WHAT YOU WILL DO
Go through the data and copy every line exactly, but not the images.

(Dataset items)
···
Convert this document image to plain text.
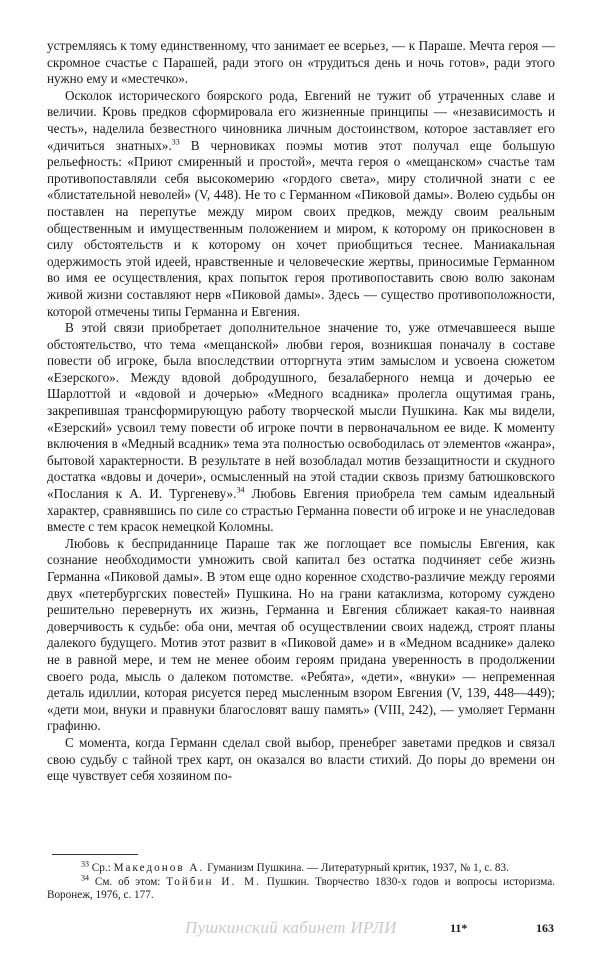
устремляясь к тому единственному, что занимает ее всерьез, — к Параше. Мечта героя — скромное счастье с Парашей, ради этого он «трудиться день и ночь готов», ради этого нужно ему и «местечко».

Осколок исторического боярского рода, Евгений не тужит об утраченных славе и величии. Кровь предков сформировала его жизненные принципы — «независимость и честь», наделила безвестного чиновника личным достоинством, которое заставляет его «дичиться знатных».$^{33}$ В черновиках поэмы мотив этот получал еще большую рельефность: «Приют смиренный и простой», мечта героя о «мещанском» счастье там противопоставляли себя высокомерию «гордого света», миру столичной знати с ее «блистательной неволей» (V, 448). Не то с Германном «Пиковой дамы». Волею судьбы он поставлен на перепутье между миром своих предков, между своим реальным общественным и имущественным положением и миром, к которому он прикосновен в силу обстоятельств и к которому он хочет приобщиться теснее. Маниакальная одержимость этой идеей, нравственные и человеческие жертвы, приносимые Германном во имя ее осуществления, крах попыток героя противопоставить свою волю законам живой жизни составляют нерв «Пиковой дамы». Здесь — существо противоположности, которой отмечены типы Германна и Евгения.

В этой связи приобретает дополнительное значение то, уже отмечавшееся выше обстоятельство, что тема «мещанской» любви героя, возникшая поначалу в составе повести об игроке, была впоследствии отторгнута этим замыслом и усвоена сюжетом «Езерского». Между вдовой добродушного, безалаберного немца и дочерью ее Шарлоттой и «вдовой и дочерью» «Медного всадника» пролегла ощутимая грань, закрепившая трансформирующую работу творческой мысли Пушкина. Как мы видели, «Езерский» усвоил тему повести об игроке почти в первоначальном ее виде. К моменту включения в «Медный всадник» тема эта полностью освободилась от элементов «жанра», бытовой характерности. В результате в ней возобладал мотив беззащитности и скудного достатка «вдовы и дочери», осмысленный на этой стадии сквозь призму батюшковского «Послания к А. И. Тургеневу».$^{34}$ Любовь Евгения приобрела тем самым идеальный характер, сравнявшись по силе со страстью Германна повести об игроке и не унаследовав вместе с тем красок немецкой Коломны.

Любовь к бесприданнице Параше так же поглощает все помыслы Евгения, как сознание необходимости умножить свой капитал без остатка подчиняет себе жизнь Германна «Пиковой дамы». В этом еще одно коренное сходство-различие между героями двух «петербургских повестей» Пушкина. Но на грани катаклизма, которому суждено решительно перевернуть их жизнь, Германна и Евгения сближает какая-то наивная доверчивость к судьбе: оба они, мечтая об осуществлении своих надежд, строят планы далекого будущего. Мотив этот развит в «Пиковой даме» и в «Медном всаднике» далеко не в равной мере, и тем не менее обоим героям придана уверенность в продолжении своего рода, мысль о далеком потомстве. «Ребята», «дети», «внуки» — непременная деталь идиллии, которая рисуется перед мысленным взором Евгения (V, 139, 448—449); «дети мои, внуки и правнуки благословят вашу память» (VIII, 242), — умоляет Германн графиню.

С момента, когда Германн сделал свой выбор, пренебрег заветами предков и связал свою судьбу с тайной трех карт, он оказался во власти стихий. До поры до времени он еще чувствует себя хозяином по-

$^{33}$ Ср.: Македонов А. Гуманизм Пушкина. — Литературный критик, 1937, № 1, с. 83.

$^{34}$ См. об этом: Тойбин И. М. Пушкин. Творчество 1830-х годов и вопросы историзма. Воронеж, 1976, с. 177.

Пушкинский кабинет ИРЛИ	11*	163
···
SOLUTION
Convert this document image to plain text.
устремляясь к тому единственному, что занимает ее всерьез, — к Параше. Мечта героя — скромное счастье с Парашей, ради этого он «трудиться день и ночь готов», ради этого нужно ему и «местечко».

Осколок исторического боярского рода, Евгений не тужит об утраченных славе и величии. Кровь предков сформировала его жизненные принципы — «независимость и честь», наделила безвестного чиновника личным достоинством, которое заставляет его «дичиться знатных».$^{33}$ В черновиках поэмы мотив этот получал еще большую рельефность: «Приют смиренный и простой», мечта героя о «мещанском» счастье там противопоставляли себя высокомерию «гордого света», миру столичной знати с ее «блистательной неволей» (V, 448). Не то с Германном «Пиковой дамы». Волею судьбы он поставлен на перепутье между миром своих предков, между своим реальным общественным и имущественным положением и миром, к которому он прикосновен в силу обстоятельств и к которому он хочет приобщиться теснее. Маниакальная одержимость этой идеей, нравственные и человеческие жертвы, приносимые Германном во имя ее осуществления, крах попыток героя противопоставить свою волю законам живой жизни составляют нерв «Пиковой дамы». Здесь — существо противоположности, которой отмечены типы Германна и Евгения.

В этой связи приобретает дополнительное значение то, уже отмечавшееся выше обстоятельство, что тема «мещанской» любви героя, возникшая поначалу в составе повести об игроке, была впоследствии отторгнута этим замыслом и усвоена сюжетом «Езерского». Между вдовой добродушного, безалаберного немца и дочерью ее Шарлоттой и «вдовой и дочерью» «Медного всадника» пролегла ощутимая грань, закрепившая трансформирующую работу творческой мысли Пушкина. Как мы видели, «Езерский» усвоил тему повести об игроке почти в первоначальном ее виде. К моменту включения в «Медный всадник» тема эта полностью освободилась от элементов «жанра», бытовой характерности. В результате в ней возобладал мотив беззащитности и скудного достатка «вдовы и дочери», осмысленный на этой стадии сквозь призму батюшковского «Послания к А. И. Тургеневу».$^{34}$ Любовь Евгения приобрела тем самым идеальный характер, сравнявшись по силе со страстью Германна повести об игроке и не унаследовав вместе с тем красок немецкой Коломны.

Любовь к бесприданнице Параше так же поглощает все помыслы Евгения, как сознание необходимости умножить свой капитал без остатка подчиняет себе жизнь Германна «Пиковой дамы». В этом еще одно коренное сходство-различие между героями двух «петербургских повестей» Пушкина. Но на грани катаклизма, которому суждено решительно перевернуть их жизнь, Германна и Евгения сближает какая-то наивная доверчивость к судьбе: оба они, мечтая об осуществлении своих надежд, строят планы далекого будущего. Мотив этот развит в «Пиковой даме» и в «Медном всаднике» далеко не в равной мере, и тем не менее обоим героям придана уверенность в продолжении своего рода, мысль о далеком потомстве. «Ребята», «дети», «внуки» — непременная деталь идиллии, которая рисуется перед мысленным взором Евгения (V, 139, 448—449); «дети мои, внуки и правнуки благословят вашу память» (VIII, 242), — умоляет Германн графиню.

С момента, когда Германн сделал свой выбор, пренебрег заветами предков и связал свою судьбу с тайной трех карт, он оказался во власти стихий. До поры до времени он еще чувствует себя хозяином по-

$^{33}$ Ср.: Македонов А. Гуманизм Пушкина. — Литературный критик, 1937, № 1, с. 83.

$^{34}$ См. об этом: Тойбин И. М. Пушкин. Творчество 1830-х годов и вопросы историзма. Воронеж, 1976, с. 177.

Пушкинский кабинет ИРЛИ	11*	163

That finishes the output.